### Passage to read
═══

Predicted number of new lip and oral cancer cases in EM region showing steady increase in numbers till 2035 both in men and women. Source: Globocan data, IARC

Fig. 3
figure 3

Predicted number of deaths due to lip and oral cancer cases in EM region showing steady increase in numbers till 2035 both in men and women. Source: Globocan data, IARC

Data Limitations

There exist several limitations to the data used for this analysis. Some data are estimates. For example, the “mortality data presented in Globocan 2012 are estimates based on recorded data available through the WHO mortality data bank for earlier periods together with prediction methods. In addition, the WHO mortality data may have been corrected to take into account some degree of incompleteness or under-coverage” [5, 6]. Furthermore, the estimates are based on available information from various countries. The population for the region may include some small country populations for which no estimates are provided which can introduce errors in accurately estimating population rates, incident cases, mortality, or prevalence of a disease. First, data for different countries and outcomes come from different years (range 2010–2013) though the range is narrow permitting some confidence in comparing them with respect to their timing. Data may be missing from some countries. Yet again, the quality and source of data from different countries is variable - some come from periodic surveys and some from sentinel data collecting events. Many of these may not necessarily be backed by rigorous standards that may be expected from cancer registries. Most countries do not have cancer registries. Yet, these are the only available data from the region, and decision making has to proceed with what is available.

═══

### Data for review
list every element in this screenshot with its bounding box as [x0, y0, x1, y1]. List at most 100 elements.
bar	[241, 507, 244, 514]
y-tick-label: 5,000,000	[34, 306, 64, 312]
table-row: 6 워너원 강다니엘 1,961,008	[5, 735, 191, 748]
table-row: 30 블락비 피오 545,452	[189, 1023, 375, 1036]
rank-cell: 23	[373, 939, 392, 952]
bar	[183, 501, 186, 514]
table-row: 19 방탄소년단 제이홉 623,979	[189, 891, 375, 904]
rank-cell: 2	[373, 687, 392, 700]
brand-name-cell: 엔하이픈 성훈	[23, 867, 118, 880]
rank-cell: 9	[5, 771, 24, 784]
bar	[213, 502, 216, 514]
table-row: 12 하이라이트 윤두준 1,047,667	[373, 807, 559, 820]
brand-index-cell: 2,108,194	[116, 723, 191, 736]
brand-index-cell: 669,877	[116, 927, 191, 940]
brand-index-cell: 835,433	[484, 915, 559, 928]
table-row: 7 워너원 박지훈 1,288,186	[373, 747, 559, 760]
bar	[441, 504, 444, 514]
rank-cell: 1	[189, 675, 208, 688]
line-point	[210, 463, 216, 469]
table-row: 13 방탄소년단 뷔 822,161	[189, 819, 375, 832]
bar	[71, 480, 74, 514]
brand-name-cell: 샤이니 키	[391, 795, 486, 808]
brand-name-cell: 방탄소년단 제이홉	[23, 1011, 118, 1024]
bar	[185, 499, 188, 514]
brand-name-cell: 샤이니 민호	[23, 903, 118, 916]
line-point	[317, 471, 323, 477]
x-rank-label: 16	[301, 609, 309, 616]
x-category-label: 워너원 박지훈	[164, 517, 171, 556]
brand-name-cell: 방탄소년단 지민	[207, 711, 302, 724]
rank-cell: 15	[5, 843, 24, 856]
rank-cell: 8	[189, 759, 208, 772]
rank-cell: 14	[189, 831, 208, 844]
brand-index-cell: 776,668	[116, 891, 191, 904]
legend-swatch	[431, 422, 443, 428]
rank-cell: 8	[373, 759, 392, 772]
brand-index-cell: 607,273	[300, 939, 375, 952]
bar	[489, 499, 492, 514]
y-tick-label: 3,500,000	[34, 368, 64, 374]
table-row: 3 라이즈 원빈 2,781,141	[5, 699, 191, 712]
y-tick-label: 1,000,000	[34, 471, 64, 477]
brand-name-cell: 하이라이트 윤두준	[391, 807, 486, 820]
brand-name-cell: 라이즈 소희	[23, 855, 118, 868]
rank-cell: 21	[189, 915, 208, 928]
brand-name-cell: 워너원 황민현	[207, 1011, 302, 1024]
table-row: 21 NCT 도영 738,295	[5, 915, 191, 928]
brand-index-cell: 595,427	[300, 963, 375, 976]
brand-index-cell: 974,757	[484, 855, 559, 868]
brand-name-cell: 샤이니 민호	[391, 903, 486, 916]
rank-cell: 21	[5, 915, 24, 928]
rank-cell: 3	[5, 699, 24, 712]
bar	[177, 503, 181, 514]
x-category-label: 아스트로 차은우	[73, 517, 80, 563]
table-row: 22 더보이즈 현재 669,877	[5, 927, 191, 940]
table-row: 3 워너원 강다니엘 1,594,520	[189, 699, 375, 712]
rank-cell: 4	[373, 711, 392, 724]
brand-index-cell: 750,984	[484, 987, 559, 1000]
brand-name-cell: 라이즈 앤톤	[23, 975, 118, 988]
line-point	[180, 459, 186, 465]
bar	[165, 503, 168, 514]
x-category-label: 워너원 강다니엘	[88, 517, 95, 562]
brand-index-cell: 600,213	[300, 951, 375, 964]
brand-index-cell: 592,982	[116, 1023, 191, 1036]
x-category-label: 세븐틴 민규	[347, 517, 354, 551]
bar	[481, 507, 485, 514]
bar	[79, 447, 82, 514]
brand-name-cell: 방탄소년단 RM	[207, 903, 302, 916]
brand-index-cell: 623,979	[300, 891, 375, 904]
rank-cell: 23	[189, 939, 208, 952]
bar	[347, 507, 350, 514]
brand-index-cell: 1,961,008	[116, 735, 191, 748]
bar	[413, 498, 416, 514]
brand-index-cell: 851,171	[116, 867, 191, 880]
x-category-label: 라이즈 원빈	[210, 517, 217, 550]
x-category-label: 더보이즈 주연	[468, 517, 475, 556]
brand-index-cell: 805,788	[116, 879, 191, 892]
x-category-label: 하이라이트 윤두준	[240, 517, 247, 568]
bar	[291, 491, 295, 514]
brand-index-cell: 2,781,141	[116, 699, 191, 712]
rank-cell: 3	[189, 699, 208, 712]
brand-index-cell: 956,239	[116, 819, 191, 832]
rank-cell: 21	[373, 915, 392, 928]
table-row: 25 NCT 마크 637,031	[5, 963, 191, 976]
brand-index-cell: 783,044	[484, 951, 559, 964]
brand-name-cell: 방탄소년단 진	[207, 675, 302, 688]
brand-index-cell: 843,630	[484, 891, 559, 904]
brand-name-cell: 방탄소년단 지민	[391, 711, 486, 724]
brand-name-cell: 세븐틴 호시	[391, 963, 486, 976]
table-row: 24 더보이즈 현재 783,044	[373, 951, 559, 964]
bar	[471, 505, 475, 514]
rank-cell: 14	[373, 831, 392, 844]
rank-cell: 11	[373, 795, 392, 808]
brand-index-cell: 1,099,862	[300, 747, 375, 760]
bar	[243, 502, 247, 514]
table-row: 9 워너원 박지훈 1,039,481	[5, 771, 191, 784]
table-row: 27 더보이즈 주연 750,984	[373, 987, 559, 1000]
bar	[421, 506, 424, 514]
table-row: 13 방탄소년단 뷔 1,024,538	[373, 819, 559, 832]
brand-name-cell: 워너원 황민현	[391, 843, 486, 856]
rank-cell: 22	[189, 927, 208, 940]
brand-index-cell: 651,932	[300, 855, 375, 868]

═══

### Requirement
According to the passage on lip and oral cancer data, what range of years do the data for different countries and outcomes come from? These items come from a different source than the passage on lip and oral cancer data.

### Output below
2010–2013